> AIM OF THE TASK: Please copy each line in the records below that contains the string "detektor".

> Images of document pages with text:
*** Block opens ***
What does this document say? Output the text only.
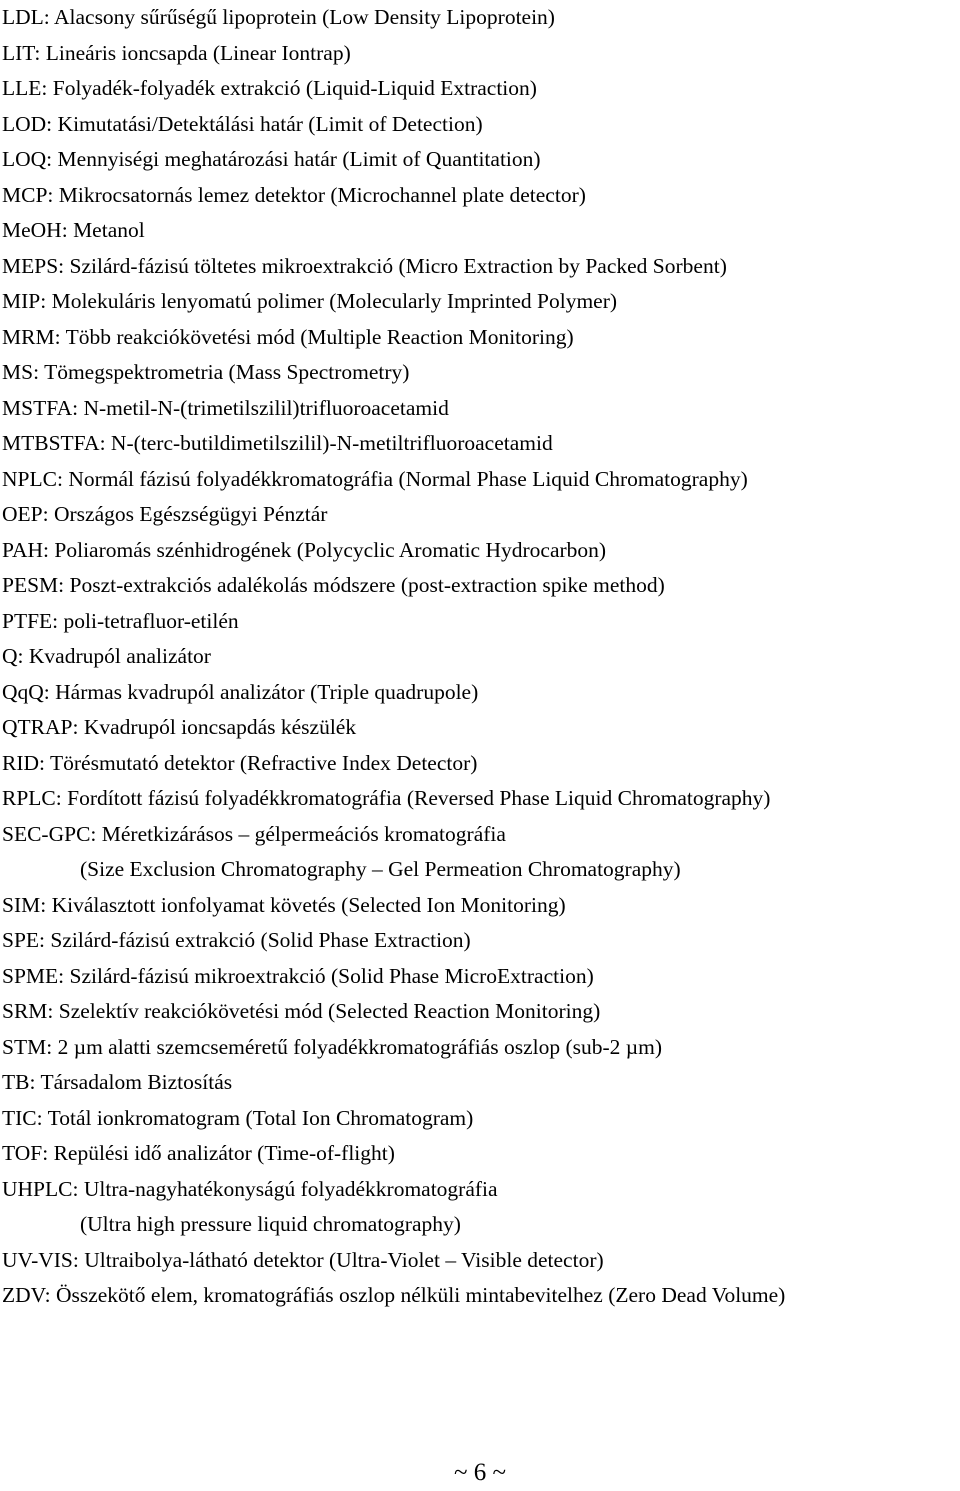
LDL: Alacsony sűrűségű lipoprotein (Low Density Lipoprotein)
LIT: Lineáris ioncsapda (Linear Iontrap)
LLE: Folyadék-folyadék extrakció (Liquid-Liquid Extraction)
LOD: Kimutatási/Detektálási határ (Limit of Detection)
LOQ: Mennyiségi meghatározási határ (Limit of Quantitation)
MCP: Mikrocsatornás lemez detektor (Microchannel plate detector)
MeOH: Metanol
MEPS: Szilárd-fázisú töltetes mikroextrakció (Micro Extraction by Packed Sorbent)
MIP: Molekuláris lenyomatú polimer (Molecularly Imprinted Polymer)
MRM: Több reakciókövetési mód (Multiple Reaction Monitoring)
MS: Tömegspektrometria (Mass Spectrometry)
MSTFA: N-metil-N-(trimetilszilil)trifluoroacetamid
MTBSTFA: N-(terc-butildimetilszilil)-N-metiltrifluoroacetamid
NPLC: Normál fázisú folyadékkromatográfia (Normal Phase Liquid Chromatography)
OEP: Országos Egészségügyi Pénztár
PAH: Poliaromás szénhidrogének (Polycyclic Aromatic Hydrocarbon)
PESM: Poszt-extrakciós adalékolás módszere (post-extraction spike method)
PTFE: poli-tetrafluor-etilén
Q: Kvadrupól analizátor
QqQ: Hármas kvadrupól analizátor (Triple quadrupole)
QTRAP: Kvadrupól ioncsapdás készülék
RID: Törésmutató detektor (Refractive Index Detector)
RPLC: Fordított fázisú folyadékkromatográfia (Reversed Phase Liquid Chromatography)
SEC-GPC: Méretkizárásos – gélpermeációs kromatográfia
(Size Exclusion Chromatography – Gel Permeation Chromatography)
SIM: Kiválasztott ionfolyamat követés (Selected Ion Monitoring)
SPE: Szilárd-fázisú extrakció (Solid Phase Extraction)
SPME: Szilárd-fázisú mikroextrakció (Solid Phase MicroExtraction)
SRM: Szelektív reakciókövetési mód (Selected Reaction Monitoring)
STM: 2 µm alatti szemcseméretű folyadékkromatográfiás oszlop (sub-2 µm)
TB: Társadalom Biztosítás
TIC: Totál ionkromatogram (Total Ion Chromatogram)
TOF: Repülési idő analizátor (Time-of-flight)
UHPLC: Ultra-nagyhatékonyságú folyadékkromatográfia
(Ultra high pressure liquid chromatography)
UV-VIS: Ultraibolya-látható detektor (Ultra-Violet – Visible detector)
ZDV: Összekötő elem, kromatográfiás oszlop nélküli mintabevitelhez (Zero Dead Volume)
~ 6 ~
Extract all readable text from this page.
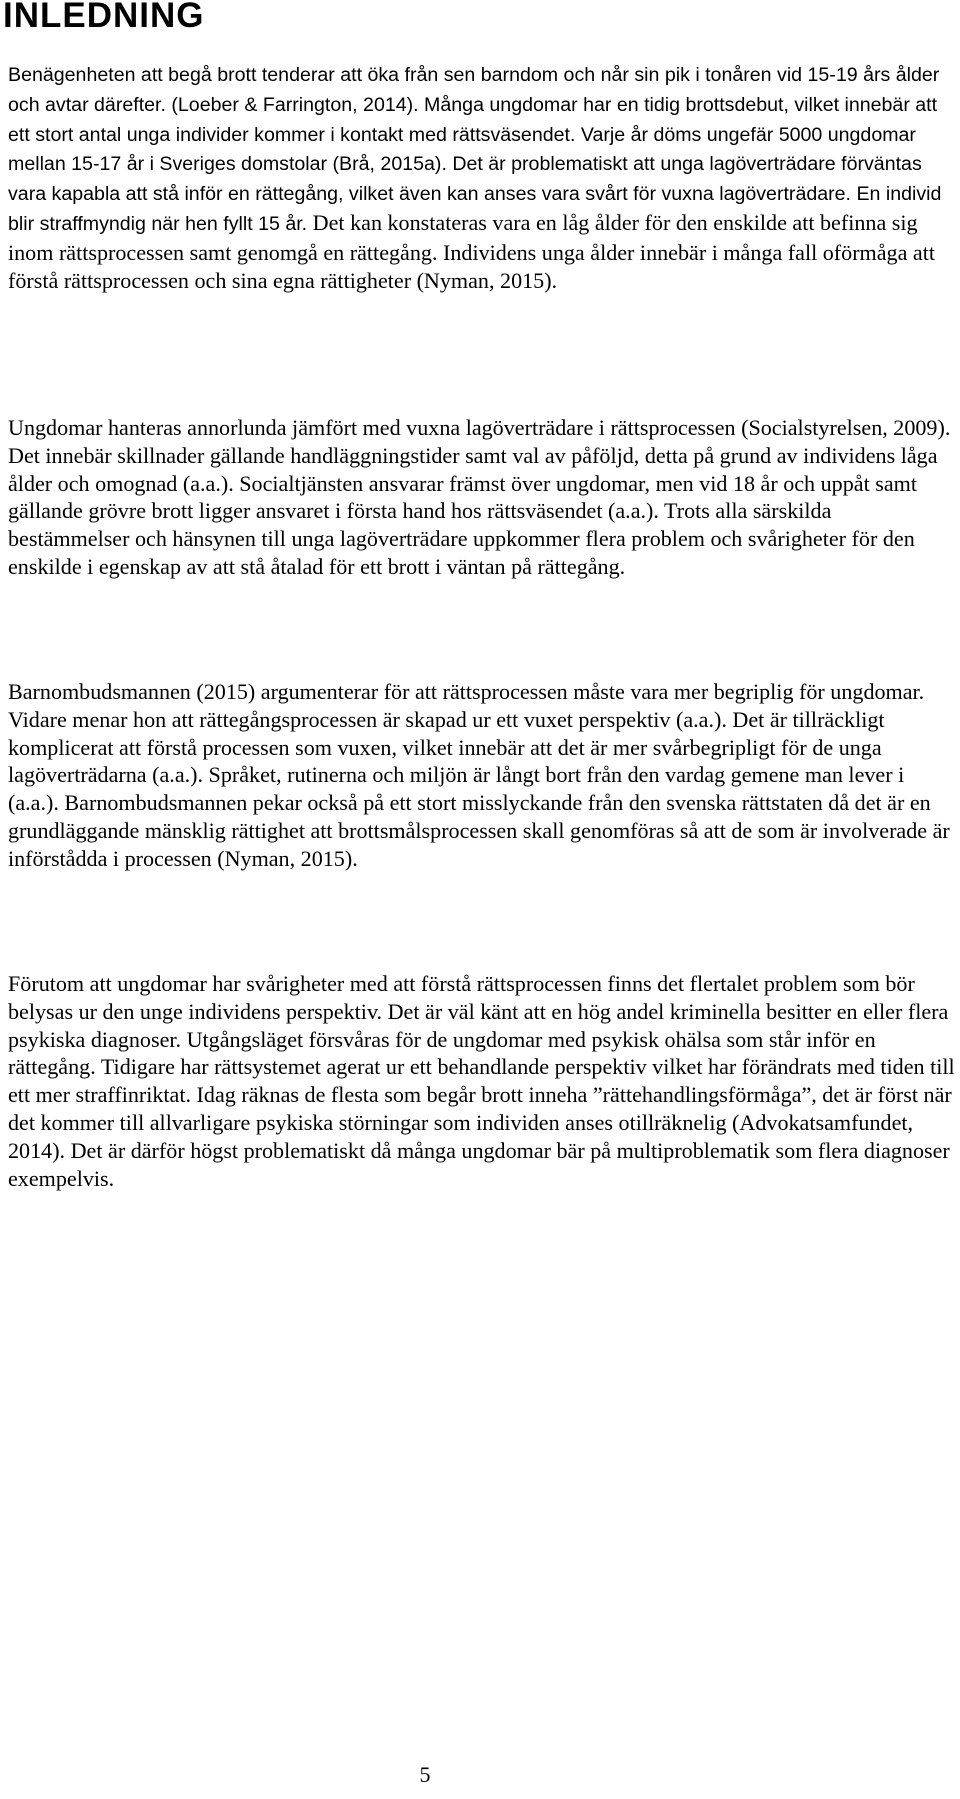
INLEDNING

Benägenheten att begå brott tenderar att öka från sen barndom och når sin pik i tonåren vid 15-19 års ålder och avtar därefter. (Loeber & Farrington, 2014). Många ungdomar har en tidig brottsdebut, vilket innebär att ett stort antal unga individer kommer i kontakt med rättsväsendet. Varje år döms ungefär 5000 ungdomar mellan 15-17 år i Sveriges domstolar (Brå, 2015a). Det är problematiskt att unga lagöverträdare förväntas vara kapabla att stå inför en rättegång, vilket även kan anses vara svårt för vuxna lagöverträdare. En individ blir straffmyndig när hen fyllt 15 år. Det kan konstateras vara en låg ålder för den enskilde att befinna sig inom rättsprocessen samt genomgå en rättegång. Individens unga ålder innebär i många fall oförmåga att förstå rättsprocessen och sina egna rättigheter (Nyman, 2015).

Ungdomar hanteras annorlunda jämfört med vuxna lagöverträdare i rättsprocessen (Socialstyrelsen, 2009). Det innebär skillnader gällande handläggningstider samt val av påföljd, detta på grund av individens låga ålder och omognad (a.a.). Socialtjänsten ansvarar främst över ungdomar, men vid 18 år och uppåt samt gällande grövre brott ligger ansvaret i första hand hos rättsväsendet (a.a.). Trots alla särskilda bestämmelser och hänsynen till unga lagöverträdare uppkommer flera problem och svårigheter för den enskilde i egenskap av att stå åtalad för ett brott i väntan på rättegång.

Barnombudsmannen (2015) argumenterar för att rättsprocessen måste vara mer begriplig för ungdomar. Vidare menar hon att rättegångsprocessen är skapad ur ett vuxet perspektiv (a.a.). Det är tillräckligt komplicerat att förstå processen som vuxen, vilket innebär att det är mer svårbegripligt för de unga lagöverträdarna (a.a.). Språket, rutinerna och miljön är långt bort från den vardag gemene man lever i (a.a.). Barnombudsmannen pekar också på ett stort misslyckande från den svenska rättstaten då det är en grundläggande mänsklig rättighet att brottsmålsprocessen skall genomföras så att de som är involverade är införstådda i processen (Nyman, 2015).

Förutom att ungdomar har svårigheter med att förstå rättsprocessen finns det flertalet problem som bör belysas ur den unge individens perspektiv. Det är väl känt att en hög andel kriminella besitter en eller flera psykiska diagnoser. Utgångsläget försvåras för de ungdomar med psykisk ohälsa som står inför en rättegång. Tidigare har rättsystemet agerat ur ett behandlande perspektiv vilket har förändrats med tiden till ett mer straffinriktat. Idag räknas de flesta som begår brott inneha ”rättehandlingsförmåga”, det är först när det kommer till allvarligare psykiska störningar som individen anses otillräknelig (Advokatsamfundet, 2014). Det är därför högst problematiskt då många ungdomar bär på multiproblematik som flera diagnoser exempelvis.

5
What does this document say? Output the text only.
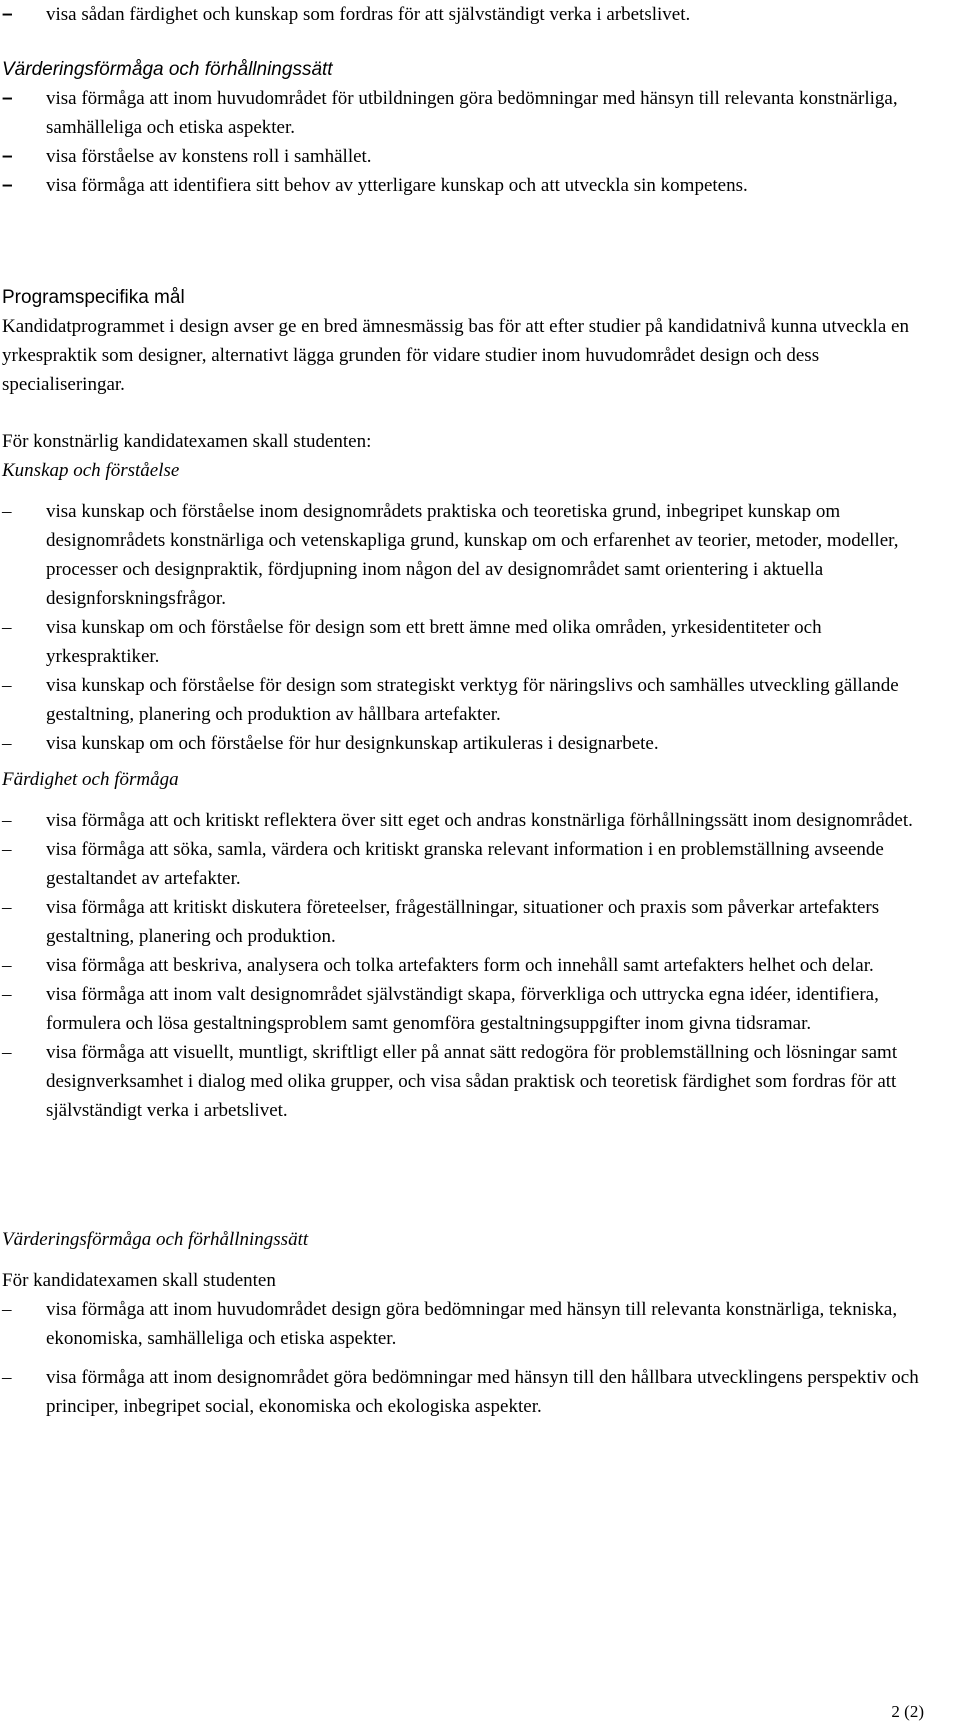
– visa sådan färdighet och kunskap som fordras för att självständigt verka i arbetslivet.
Värderingsförmåga och förhållningssätt
– visa förmåga att inom huvudområdet för utbildningen göra bedömningar med hänsyn till relevanta konstnärliga, samhälleliga och etiska aspekter.
– visa förståelse av konstens roll i samhället.
– visa förmåga att identifiera sitt behov av ytterligare kunskap och att utveckla sin kompetens.
Programspecifika mål
Kandidatprogrammet i design avser ge en bred ämnesmässig bas för att efter studier på kandidatnivå kunna utveckla en yrkespraktik som designer, alternativt lägga grunden för vidare studier inom huvudområdet design och dess specialiseringar.
För konstnärlig kandidatexamen skall studenten:
Kunskap och förståelse
– visa kunskap och förståelse inom designområdets praktiska och teoretiska grund, inbegripet kunskap om designområdets konstnärliga och vetenskapliga grund, kunskap om och erfarenhet av teorier, metoder, modeller, processer och designpraktik, fördjupning inom någon del av designområdet samt orientering i aktuella designforskningsfrågor.
– visa kunskap om och förståelse för design som ett brett ämne med olika områden, yrkesidentiteter och yrkespraktiker.
– visa kunskap och förståelse för design som strategiskt verktyg för näringslivs och samhälles utveckling gällande gestaltning, planering och produktion av hållbara artefakter.
– visa kunskap om och förståelse för hur designkunskap artikuleras i designarbete.
Färdighet och förmåga
– visa förmåga att och kritiskt reflektera över sitt eget och andras konstnärliga förhållningssätt inom designområdet.
– visa förmåga att söka, samla, värdera och kritiskt granska relevant information i en problemställning avseende gestaltandet av artefakter.
– visa förmåga att kritiskt diskutera företeelser, frågeställningar, situationer och praxis som påverkar artefakters gestaltning, planering och produktion.
– visa förmåga att beskriva, analysera och tolka artefakters form och innehåll samt artefakters helhet och delar.
– visa förmåga att inom valt designområdet självständigt skapa, förverkliga och uttrycka egna idéer, identifiera, formulera och lösa gestaltningsproblem samt genomföra gestaltningsuppgifter inom givna tidsramar.
– visa förmåga att visuellt, muntligt, skriftligt eller på annat sätt redogöra för problemställning och lösningar samt designverksamhet i dialog med olika grupper, och visa sådan praktisk och teoretisk färdighet som fordras för att självständigt verka i arbetslivet.
Värderingsförmåga och förhållningssätt
För kandidatexamen skall studenten
– visa förmåga att inom huvudområdet design göra bedömningar med hänsyn till relevanta konstnärliga, tekniska, ekonomiska, samhälleliga och etiska aspekter.
– visa förmåga att inom designområdet göra bedömningar med hänsyn till den hållbara utvecklingens perspektiv och principer, inbegripet social, ekonomiska och ekologiska aspekter.
2 (2)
*** Block closes ***
> TASK ANSWER:
MCP: Mikrocsatornás lemez detektor (Microchannel plate detector)
RID: Törésmutató detektor (Refractive Index Detector)
UV-VIS: Ultraibolya-látható detektor (Ultra-Violet – Visible detector)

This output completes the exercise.